> _The problem_
Quote the whole listing exactly. Leave the pictures out of your copy.

[Stored data]

------------

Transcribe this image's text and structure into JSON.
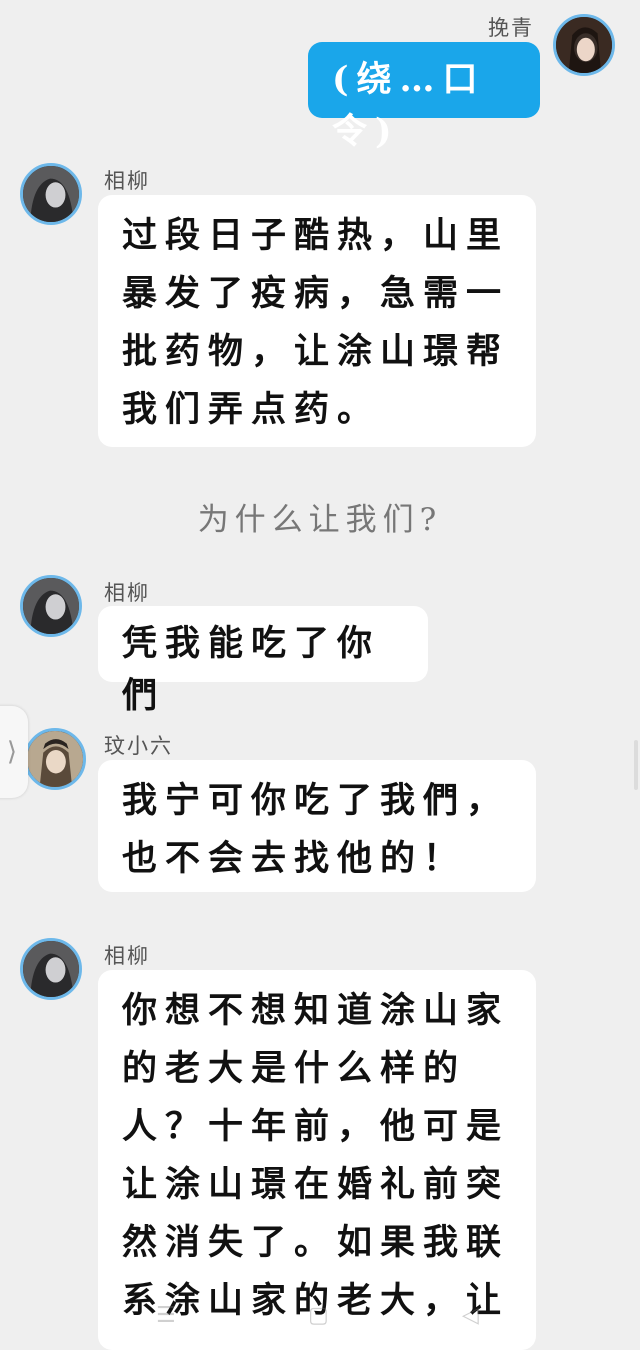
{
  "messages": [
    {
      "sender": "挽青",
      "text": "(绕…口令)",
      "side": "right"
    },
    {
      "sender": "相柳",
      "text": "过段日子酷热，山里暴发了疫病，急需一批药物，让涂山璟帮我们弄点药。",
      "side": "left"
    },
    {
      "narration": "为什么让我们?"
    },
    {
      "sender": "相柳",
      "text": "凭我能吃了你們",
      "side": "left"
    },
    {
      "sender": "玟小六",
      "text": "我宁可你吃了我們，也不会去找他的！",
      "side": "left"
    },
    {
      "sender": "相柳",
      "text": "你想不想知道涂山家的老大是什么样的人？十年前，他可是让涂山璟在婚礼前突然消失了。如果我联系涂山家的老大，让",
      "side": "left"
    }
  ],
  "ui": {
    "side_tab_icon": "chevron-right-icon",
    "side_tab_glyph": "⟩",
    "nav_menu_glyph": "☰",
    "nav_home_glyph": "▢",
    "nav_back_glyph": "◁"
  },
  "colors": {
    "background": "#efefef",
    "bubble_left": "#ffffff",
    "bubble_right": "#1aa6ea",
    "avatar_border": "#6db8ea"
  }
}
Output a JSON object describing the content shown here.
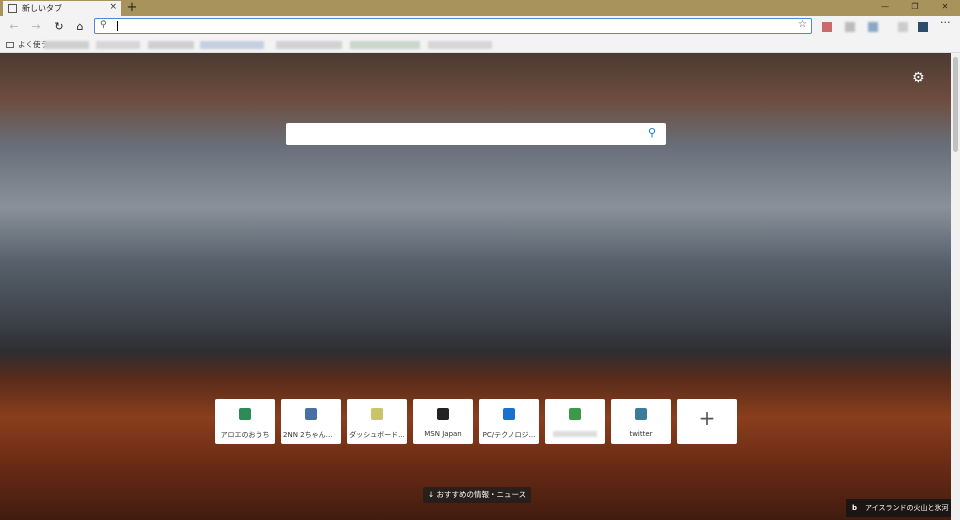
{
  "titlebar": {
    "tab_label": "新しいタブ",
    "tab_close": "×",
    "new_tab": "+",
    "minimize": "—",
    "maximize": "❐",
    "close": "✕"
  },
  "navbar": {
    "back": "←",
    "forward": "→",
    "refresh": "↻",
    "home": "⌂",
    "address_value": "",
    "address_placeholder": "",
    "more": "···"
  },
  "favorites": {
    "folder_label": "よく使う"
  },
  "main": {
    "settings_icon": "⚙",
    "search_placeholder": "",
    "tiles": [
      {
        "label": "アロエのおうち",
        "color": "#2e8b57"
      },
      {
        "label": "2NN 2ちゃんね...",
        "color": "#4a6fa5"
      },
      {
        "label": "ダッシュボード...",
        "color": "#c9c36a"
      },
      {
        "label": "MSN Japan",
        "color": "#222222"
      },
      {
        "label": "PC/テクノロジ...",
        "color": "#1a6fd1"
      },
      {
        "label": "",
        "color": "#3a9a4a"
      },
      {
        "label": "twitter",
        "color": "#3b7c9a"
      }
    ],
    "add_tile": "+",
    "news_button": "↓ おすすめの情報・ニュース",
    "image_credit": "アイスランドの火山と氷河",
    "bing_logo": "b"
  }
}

------------

> _Answer_
Transcribe this image's text and structure into JSON.
{
  "messages": [
    {
      "sender": "挽青",
      "text": "(绕…口令)",
      "side": "right"
    },
    {
      "sender": "相柳",
      "text": "过段日子酷热，山里暴发了疫病，急需一批药物，让涂山璟帮我们弄点药。",
      "side": "left"
    },
    {
      "narration": "为什么让我们?"
    },
    {
      "sender": "相柳",
      "text": "凭我能吃了你們",
      "side": "left"
    },
    {
      "sender": "玟小六",
      "text": "我宁可你吃了我們，也不会去找他的！",
      "side": "left"
    },
    {
      "sender": "相柳",
      "text": "你想不想知道涂山家的老大是什么样的人？十年前，他可是让涂山璟在婚礼前突然消失了。如果我联系涂山家的老大，让",
      "side": "left"
    }
  ],
  "ui": {
    "side_tab_icon": "chevron-right-icon",
    "side_tab_glyph": "⟩",
    "nav_menu_glyph": "☰",
    "nav_home_glyph": "▢",
    "nav_back_glyph": "◁"
  },
  "colors": {
    "background": "#efefef",
    "bubble_left": "#ffffff",
    "bubble_right": "#1aa6ea",
    "avatar_border": "#6db8ea"
  }
}
Output a JSON object describing the content shown here.
{
  "titlebar": {
    "tab_label": "新しいタブ",
    "tab_close": "×",
    "new_tab": "+",
    "minimize": "—",
    "maximize": "❐",
    "close": "✕"
  },
  "navbar": {
    "back": "←",
    "forward": "→",
    "refresh": "↻",
    "home": "⌂",
    "address_value": "",
    "address_placeholder": "",
    "more": "···"
  },
  "favorites": {
    "folder_label": "よく使う"
  },
  "main": {
    "settings_icon": "⚙",
    "search_placeholder": "",
    "tiles": [
      {
        "label": "アロエのおうち",
        "color": "#2e8b57"
      },
      {
        "label": "2NN 2ちゃんね...",
        "color": "#4a6fa5"
      },
      {
        "label": "ダッシュボード...",
        "color": "#c9c36a"
      },
      {
        "label": "MSN Japan",
        "color": "#222222"
      },
      {
        "label": "PC/テクノロジ...",
        "color": "#1a6fd1"
      },
      {
        "label": "",
        "color": "#3a9a4a"
      },
      {
        "label": "twitter",
        "color": "#3b7c9a"
      }
    ],
    "add_tile": "+",
    "news_button": "↓ おすすめの情報・ニュース",
    "image_credit": "アイスランドの火山と氷河",
    "bing_logo": "b"
  }
}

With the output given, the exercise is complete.